To be done | Identify, in the records below, every line where the string "Total" appears, and copy each such line.

[Entries with figure data]
--------------------------------------------------
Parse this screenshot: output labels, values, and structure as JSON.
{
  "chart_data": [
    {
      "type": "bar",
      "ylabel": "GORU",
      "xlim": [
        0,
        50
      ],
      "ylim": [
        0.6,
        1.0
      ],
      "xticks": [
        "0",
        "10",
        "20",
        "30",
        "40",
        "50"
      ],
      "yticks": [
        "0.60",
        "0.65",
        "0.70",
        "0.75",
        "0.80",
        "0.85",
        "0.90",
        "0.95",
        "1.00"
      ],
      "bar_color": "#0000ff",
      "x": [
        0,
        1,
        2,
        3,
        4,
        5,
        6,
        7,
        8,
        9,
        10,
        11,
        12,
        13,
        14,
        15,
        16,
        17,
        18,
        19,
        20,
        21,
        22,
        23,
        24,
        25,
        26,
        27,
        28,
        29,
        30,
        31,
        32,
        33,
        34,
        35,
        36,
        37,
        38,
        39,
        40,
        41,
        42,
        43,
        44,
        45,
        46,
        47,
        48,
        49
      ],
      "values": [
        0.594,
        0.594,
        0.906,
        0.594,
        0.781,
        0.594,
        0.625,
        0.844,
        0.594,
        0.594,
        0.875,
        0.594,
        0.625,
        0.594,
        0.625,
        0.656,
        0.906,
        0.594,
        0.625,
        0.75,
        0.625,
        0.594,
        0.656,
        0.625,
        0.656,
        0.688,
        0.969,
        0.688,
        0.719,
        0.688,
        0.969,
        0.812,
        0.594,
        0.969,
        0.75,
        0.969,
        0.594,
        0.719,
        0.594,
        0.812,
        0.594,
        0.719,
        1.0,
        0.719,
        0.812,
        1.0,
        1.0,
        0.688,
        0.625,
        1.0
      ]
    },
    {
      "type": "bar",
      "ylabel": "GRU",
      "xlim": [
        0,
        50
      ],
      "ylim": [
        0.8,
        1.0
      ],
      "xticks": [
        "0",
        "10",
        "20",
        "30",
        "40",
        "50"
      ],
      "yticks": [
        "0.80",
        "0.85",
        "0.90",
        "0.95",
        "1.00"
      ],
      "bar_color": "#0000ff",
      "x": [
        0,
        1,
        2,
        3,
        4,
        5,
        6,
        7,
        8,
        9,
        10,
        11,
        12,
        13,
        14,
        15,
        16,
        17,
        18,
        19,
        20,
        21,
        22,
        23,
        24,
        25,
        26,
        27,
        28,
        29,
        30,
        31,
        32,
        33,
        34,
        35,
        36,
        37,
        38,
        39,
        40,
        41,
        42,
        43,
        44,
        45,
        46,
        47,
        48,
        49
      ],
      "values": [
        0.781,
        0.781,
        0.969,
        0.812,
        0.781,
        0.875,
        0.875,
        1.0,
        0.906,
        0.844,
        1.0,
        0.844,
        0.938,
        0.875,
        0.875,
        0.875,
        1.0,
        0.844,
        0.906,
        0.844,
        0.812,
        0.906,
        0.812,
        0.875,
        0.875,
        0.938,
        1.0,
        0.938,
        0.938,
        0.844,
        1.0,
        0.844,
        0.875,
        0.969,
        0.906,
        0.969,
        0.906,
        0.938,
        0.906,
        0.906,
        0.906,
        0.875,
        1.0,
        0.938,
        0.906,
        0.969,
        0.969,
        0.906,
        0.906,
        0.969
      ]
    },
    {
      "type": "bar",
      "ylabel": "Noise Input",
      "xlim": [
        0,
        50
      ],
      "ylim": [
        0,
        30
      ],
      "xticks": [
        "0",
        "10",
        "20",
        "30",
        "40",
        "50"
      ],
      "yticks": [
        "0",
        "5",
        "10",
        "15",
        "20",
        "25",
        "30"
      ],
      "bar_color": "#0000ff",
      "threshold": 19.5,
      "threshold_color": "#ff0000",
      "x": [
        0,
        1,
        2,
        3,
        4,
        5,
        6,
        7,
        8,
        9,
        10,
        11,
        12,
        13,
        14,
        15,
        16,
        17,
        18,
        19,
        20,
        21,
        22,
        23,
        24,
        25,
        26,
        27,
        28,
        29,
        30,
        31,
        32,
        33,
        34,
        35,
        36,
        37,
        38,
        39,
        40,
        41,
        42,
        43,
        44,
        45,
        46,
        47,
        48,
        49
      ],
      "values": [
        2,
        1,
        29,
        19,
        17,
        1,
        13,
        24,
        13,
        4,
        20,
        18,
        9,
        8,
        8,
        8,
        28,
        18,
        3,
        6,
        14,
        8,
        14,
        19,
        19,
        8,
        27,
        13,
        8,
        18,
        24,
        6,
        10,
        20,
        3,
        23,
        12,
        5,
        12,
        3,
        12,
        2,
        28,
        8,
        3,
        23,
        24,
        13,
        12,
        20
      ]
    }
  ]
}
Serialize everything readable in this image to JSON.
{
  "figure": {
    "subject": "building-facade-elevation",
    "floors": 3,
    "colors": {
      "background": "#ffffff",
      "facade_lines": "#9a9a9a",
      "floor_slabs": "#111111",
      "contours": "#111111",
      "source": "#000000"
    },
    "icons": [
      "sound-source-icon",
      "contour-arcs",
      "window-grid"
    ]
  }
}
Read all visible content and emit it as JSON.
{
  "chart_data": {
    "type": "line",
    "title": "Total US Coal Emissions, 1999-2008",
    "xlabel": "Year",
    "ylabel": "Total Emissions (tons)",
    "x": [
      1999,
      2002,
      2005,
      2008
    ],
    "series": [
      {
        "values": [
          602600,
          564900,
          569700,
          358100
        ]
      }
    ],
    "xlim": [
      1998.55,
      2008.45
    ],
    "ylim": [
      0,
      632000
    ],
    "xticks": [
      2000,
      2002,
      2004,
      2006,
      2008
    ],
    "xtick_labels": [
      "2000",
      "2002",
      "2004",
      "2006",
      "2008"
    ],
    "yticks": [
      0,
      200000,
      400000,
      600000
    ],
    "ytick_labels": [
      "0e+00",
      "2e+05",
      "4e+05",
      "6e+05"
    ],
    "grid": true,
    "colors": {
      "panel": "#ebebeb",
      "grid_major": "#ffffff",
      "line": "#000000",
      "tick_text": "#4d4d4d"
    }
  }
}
--------------------------------------------------
Exercise solution |
    "title": "Total US Coal Emissions, 1999-2008",
    "ylabel": "Total Emissions (tons)",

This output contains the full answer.